TASK TO COMPLETE –
Give the entries again exactly as they appear, but without the images.

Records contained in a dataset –
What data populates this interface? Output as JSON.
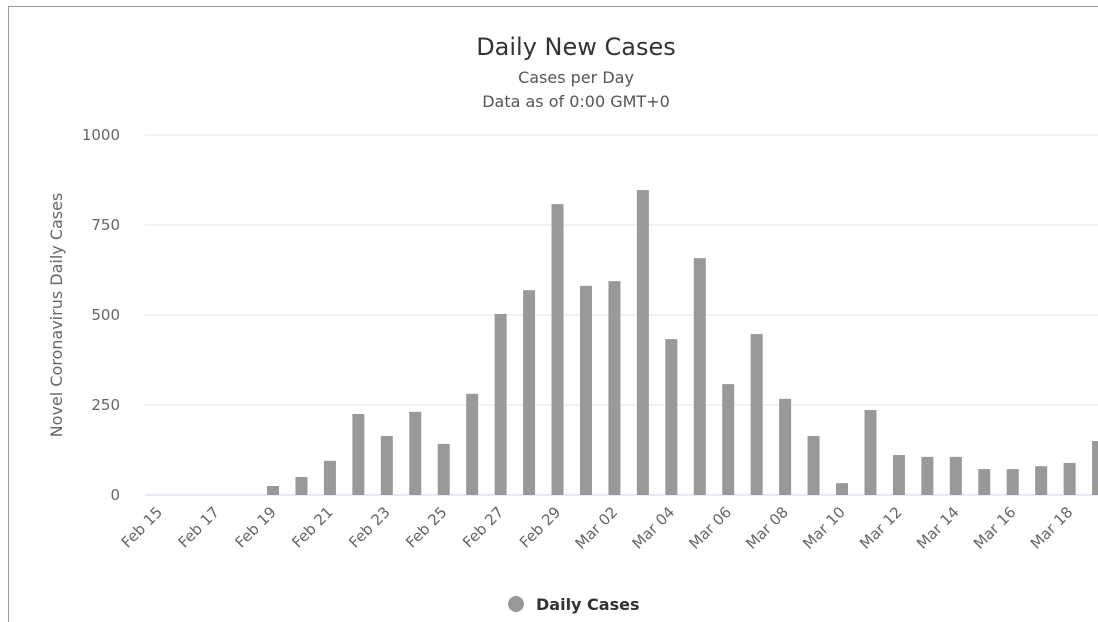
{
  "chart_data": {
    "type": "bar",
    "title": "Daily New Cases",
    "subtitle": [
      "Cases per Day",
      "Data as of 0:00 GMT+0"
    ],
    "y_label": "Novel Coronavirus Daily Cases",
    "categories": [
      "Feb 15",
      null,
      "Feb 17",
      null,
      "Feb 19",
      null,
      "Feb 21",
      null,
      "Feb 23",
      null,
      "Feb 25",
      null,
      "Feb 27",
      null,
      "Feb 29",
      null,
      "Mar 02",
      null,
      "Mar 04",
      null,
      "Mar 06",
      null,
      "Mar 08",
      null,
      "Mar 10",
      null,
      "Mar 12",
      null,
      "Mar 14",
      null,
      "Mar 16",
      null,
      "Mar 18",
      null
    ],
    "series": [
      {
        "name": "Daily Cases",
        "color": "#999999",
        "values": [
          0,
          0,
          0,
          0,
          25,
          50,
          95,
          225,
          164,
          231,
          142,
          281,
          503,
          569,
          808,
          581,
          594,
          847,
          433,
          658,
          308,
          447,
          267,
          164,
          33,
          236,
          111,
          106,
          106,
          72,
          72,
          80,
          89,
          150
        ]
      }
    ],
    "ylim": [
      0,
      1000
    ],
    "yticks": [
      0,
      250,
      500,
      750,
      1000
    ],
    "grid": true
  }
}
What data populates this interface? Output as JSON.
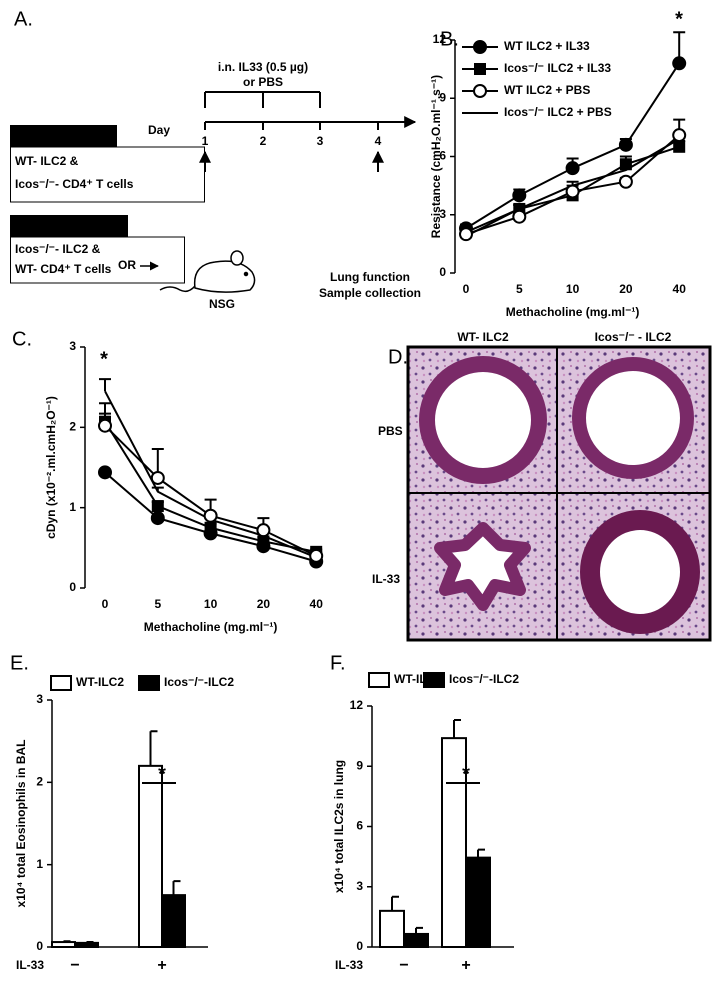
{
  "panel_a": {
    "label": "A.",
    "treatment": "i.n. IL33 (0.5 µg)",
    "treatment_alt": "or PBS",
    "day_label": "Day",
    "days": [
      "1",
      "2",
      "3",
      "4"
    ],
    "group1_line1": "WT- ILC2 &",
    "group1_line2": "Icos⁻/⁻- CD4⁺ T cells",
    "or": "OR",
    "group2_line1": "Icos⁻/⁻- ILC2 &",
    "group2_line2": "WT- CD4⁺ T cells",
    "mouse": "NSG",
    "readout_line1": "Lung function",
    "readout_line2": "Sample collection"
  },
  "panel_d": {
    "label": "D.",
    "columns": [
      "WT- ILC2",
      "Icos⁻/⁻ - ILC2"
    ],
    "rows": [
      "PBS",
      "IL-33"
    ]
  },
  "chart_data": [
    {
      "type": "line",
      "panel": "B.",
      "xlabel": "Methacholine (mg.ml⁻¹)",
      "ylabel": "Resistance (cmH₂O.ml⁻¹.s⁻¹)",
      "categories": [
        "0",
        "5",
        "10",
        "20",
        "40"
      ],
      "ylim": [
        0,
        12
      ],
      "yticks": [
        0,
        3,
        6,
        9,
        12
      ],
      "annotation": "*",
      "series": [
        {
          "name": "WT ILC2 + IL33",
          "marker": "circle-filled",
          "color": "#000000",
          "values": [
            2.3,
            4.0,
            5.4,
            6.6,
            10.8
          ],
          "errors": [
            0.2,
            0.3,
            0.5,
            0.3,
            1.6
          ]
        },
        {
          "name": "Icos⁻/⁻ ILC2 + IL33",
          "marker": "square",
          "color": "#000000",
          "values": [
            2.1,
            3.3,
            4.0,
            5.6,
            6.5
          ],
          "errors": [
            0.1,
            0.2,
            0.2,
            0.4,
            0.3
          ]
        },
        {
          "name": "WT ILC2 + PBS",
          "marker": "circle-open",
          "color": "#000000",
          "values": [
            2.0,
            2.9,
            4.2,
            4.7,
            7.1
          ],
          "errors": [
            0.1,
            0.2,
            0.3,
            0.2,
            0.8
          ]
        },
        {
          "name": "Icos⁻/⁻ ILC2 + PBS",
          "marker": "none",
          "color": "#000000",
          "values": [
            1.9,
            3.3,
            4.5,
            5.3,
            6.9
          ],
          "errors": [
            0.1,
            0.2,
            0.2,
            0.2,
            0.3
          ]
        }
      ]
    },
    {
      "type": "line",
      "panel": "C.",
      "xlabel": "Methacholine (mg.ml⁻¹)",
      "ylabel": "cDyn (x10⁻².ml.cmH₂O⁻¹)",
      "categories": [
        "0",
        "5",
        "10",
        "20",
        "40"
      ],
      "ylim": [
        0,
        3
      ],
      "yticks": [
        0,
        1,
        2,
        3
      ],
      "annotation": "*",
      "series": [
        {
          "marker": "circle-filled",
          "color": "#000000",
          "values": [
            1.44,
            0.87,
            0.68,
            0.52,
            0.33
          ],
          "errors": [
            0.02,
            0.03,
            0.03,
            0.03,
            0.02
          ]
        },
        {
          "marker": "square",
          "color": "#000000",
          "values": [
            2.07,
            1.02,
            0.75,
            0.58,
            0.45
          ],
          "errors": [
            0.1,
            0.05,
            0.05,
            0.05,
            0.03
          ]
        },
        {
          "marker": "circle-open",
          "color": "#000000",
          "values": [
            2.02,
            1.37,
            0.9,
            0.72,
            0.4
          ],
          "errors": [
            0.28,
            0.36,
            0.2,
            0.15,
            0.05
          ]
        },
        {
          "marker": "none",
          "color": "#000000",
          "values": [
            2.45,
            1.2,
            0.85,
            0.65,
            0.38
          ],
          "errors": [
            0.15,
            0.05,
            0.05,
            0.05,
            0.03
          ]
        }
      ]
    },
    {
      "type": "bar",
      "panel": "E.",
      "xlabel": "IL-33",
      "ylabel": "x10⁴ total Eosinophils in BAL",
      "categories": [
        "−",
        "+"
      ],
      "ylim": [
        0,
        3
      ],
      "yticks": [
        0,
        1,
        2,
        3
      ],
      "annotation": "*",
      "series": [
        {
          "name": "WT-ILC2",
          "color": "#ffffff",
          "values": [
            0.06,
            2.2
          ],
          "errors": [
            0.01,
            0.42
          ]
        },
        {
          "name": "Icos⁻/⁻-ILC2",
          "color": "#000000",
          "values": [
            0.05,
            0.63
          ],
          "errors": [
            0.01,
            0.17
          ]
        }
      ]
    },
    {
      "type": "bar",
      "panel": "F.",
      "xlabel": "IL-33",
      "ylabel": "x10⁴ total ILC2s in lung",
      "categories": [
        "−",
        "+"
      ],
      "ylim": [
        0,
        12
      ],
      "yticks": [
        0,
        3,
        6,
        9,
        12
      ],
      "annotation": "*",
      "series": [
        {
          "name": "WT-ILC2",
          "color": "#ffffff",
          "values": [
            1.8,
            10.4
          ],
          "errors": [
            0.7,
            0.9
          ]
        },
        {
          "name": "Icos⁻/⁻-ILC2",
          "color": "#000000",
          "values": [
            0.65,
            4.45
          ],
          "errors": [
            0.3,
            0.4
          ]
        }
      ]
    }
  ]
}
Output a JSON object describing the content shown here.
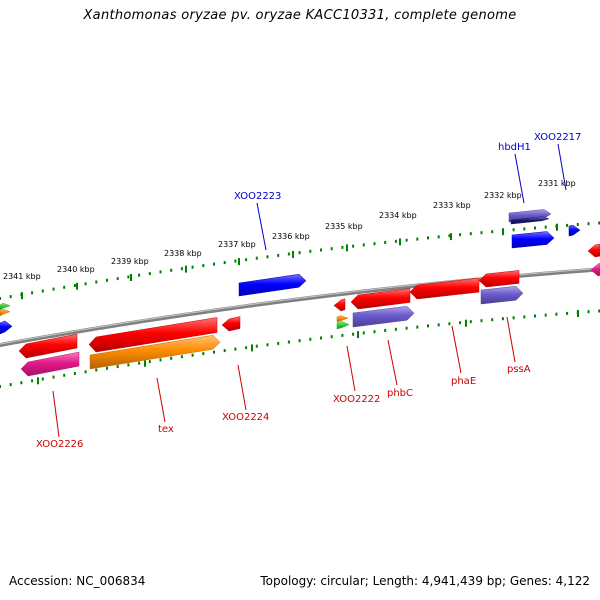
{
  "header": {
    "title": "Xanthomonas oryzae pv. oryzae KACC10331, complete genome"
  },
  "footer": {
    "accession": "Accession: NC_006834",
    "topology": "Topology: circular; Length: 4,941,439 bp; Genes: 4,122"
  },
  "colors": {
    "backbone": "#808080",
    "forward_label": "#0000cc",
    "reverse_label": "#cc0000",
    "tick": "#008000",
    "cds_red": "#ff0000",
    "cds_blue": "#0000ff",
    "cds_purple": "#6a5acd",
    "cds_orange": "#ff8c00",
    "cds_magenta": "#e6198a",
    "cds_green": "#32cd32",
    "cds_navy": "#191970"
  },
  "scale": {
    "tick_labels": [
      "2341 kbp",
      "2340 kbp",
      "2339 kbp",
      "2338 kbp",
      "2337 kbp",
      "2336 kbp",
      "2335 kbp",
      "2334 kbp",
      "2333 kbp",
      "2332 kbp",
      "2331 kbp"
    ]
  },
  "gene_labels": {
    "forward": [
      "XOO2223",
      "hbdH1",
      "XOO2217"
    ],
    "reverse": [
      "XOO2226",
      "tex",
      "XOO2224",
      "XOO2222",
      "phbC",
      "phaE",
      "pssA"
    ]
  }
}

RESULT –
What data populates this interface? Output as JSON.
{
  "chart_data": {
    "type": "bar",
    "title": "Daily New Cases",
    "subtitle": [
      "Cases per Day",
      "Data as of 0:00 GMT+0"
    ],
    "y_label": "Novel Coronavirus Daily Cases",
    "categories": [
      "Feb 15",
      null,
      "Feb 17",
      null,
      "Feb 19",
      null,
      "Feb 21",
      null,
      "Feb 23",
      null,
      "Feb 25",
      null,
      "Feb 27",
      null,
      "Feb 29",
      null,
      "Mar 02",
      null,
      "Mar 04",
      null,
      "Mar 06",
      null,
      "Mar 08",
      null,
      "Mar 10",
      null,
      "Mar 12",
      null,
      "Mar 14",
      null,
      "Mar 16",
      null,
      "Mar 18",
      null
    ],
    "series": [
      {
        "name": "Daily Cases",
        "color": "#999999",
        "values": [
          0,
          0,
          0,
          0,
          25,
          50,
          95,
          225,
          164,
          231,
          142,
          281,
          503,
          569,
          808,
          581,
          594,
          847,
          433,
          658,
          308,
          447,
          267,
          164,
          33,
          236,
          111,
          106,
          106,
          72,
          72,
          80,
          89,
          150
        ]
      }
    ],
    "ylim": [
      0,
      1000
    ],
    "yticks": [
      0,
      250,
      500,
      750,
      1000
    ],
    "grid": true
  }
}
What data populates this interface? Output as JSON.
{
  "panel_a": {
    "label": "A.",
    "treatment": "i.n. IL33 (0.5 µg)",
    "treatment_alt": "or PBS",
    "day_label": "Day",
    "days": [
      "1",
      "2",
      "3",
      "4"
    ],
    "group1_line1": "WT- ILC2 &",
    "group1_line2": "Icos⁻/⁻- CD4⁺ T cells",
    "or": "OR",
    "group2_line1": "Icos⁻/⁻- ILC2 &",
    "group2_line2": "WT- CD4⁺ T cells",
    "mouse": "NSG",
    "readout_line1": "Lung function",
    "readout_line2": "Sample collection"
  },
  "panel_d": {
    "label": "D.",
    "columns": [
      "WT- ILC2",
      "Icos⁻/⁻ - ILC2"
    ],
    "rows": [
      "PBS",
      "IL-33"
    ]
  },
  "chart_data": [
    {
      "type": "line",
      "panel": "B.",
      "xlabel": "Methacholine (mg.ml⁻¹)",
      "ylabel": "Resistance (cmH₂O.ml⁻¹.s⁻¹)",
      "categories": [
        "0",
        "5",
        "10",
        "20",
        "40"
      ],
      "ylim": [
        0,
        12
      ],
      "yticks": [
        0,
        3,
        6,
        9,
        12
      ],
      "annotation": "*",
      "series": [
        {
          "name": "WT ILC2 + IL33",
          "marker": "circle-filled",
          "color": "#000000",
          "values": [
            2.3,
            4.0,
            5.4,
            6.6,
            10.8
          ],
          "errors": [
            0.2,
            0.3,
            0.5,
            0.3,
            1.6
          ]
        },
        {
          "name": "Icos⁻/⁻ ILC2 + IL33",
          "marker": "square",
          "color": "#000000",
          "values": [
            2.1,
            3.3,
            4.0,
            5.6,
            6.5
          ],
          "errors": [
            0.1,
            0.2,
            0.2,
            0.4,
            0.3
          ]
        },
        {
          "name": "WT ILC2 + PBS",
          "marker": "circle-open",
          "color": "#000000",
          "values": [
            2.0,
            2.9,
            4.2,
            4.7,
            7.1
          ],
          "errors": [
            0.1,
            0.2,
            0.3,
            0.2,
            0.8
          ]
        },
        {
          "name": "Icos⁻/⁻ ILC2 + PBS",
          "marker": "none",
          "color": "#000000",
          "values": [
            1.9,
            3.3,
            4.5,
            5.3,
            6.9
          ],
          "errors": [
            0.1,
            0.2,
            0.2,
            0.2,
            0.3
          ]
        }
      ]
    },
    {
      "type": "line",
      "panel": "C.",
      "xlabel": "Methacholine (mg.ml⁻¹)",
      "ylabel": "cDyn (x10⁻².ml.cmH₂O⁻¹)",
      "categories": [
        "0",
        "5",
        "10",
        "20",
        "40"
      ],
      "ylim": [
        0,
        3
      ],
      "yticks": [
        0,
        1,
        2,
        3
      ],
      "annotation": "*",
      "series": [
        {
          "marker": "circle-filled",
          "color": "#000000",
          "values": [
            1.44,
            0.87,
            0.68,
            0.52,
            0.33
          ],
          "errors": [
            0.02,
            0.03,
            0.03,
            0.03,
            0.02
          ]
        },
        {
          "marker": "square",
          "color": "#000000",
          "values": [
            2.07,
            1.02,
            0.75,
            0.58,
            0.45
          ],
          "errors": [
            0.1,
            0.05,
            0.05,
            0.05,
            0.03
          ]
        },
        {
          "marker": "circle-open",
          "color": "#000000",
          "values": [
            2.02,
            1.37,
            0.9,
            0.72,
            0.4
          ],
          "errors": [
            0.28,
            0.36,
            0.2,
            0.15,
            0.05
          ]
        },
        {
          "marker": "none",
          "color": "#000000",
          "values": [
            2.45,
            1.2,
            0.85,
            0.65,
            0.38
          ],
          "errors": [
            0.15,
            0.05,
            0.05,
            0.05,
            0.03
          ]
        }
      ]
    },
    {
      "type": "bar",
      "panel": "E.",
      "xlabel": "IL-33",
      "ylabel": "x10⁴ total Eosinophils in BAL",
      "categories": [
        "−",
        "+"
      ],
      "ylim": [
        0,
        3
      ],
      "yticks": [
        0,
        1,
        2,
        3
      ],
      "annotation": "*",
      "series": [
        {
          "name": "WT-ILC2",
          "color": "#ffffff",
          "values": [
            0.06,
            2.2
          ],
          "errors": [
            0.01,
            0.42
          ]
        },
        {
          "name": "Icos⁻/⁻-ILC2",
          "color": "#000000",
          "values": [
            0.05,
            0.63
          ],
          "errors": [
            0.01,
            0.17
          ]
        }
      ]
    },
    {
      "type": "bar",
      "panel": "F.",
      "xlabel": "IL-33",
      "ylabel": "x10⁴ total ILC2s in lung",
      "categories": [
        "−",
        "+"
      ],
      "ylim": [
        0,
        12
      ],
      "yticks": [
        0,
        3,
        6,
        9,
        12
      ],
      "annotation": "*",
      "series": [
        {
          "name": "WT-ILC2",
          "color": "#ffffff",
          "values": [
            1.8,
            10.4
          ],
          "errors": [
            0.7,
            0.9
          ]
        },
        {
          "name": "Icos⁻/⁻-ILC2",
          "color": "#000000",
          "values": [
            0.65,
            4.45
          ],
          "errors": [
            0.3,
            0.4
          ]
        }
      ]
    }
  ]
}
Output a JSON object describing the content shown here.
{
  "header": {
    "title": "Xanthomonas oryzae pv. oryzae KACC10331, complete genome"
  },
  "footer": {
    "accession": "Accession: NC_006834",
    "topology": "Topology: circular; Length: 4,941,439 bp; Genes: 4,122"
  },
  "colors": {
    "backbone": "#808080",
    "forward_label": "#0000cc",
    "reverse_label": "#cc0000",
    "tick": "#008000",
    "cds_red": "#ff0000",
    "cds_blue": "#0000ff",
    "cds_purple": "#6a5acd",
    "cds_orange": "#ff8c00",
    "cds_magenta": "#e6198a",
    "cds_green": "#32cd32",
    "cds_navy": "#191970"
  },
  "scale": {
    "tick_labels": [
      "2341 kbp",
      "2340 kbp",
      "2339 kbp",
      "2338 kbp",
      "2337 kbp",
      "2336 kbp",
      "2335 kbp",
      "2334 kbp",
      "2333 kbp",
      "2332 kbp",
      "2331 kbp"
    ]
  },
  "gene_labels": {
    "forward": [
      "XOO2223",
      "hbdH1",
      "XOO2217"
    ],
    "reverse": [
      "XOO2226",
      "tex",
      "XOO2224",
      "XOO2222",
      "phbC",
      "phaE",
      "pssA"
    ]
  }
}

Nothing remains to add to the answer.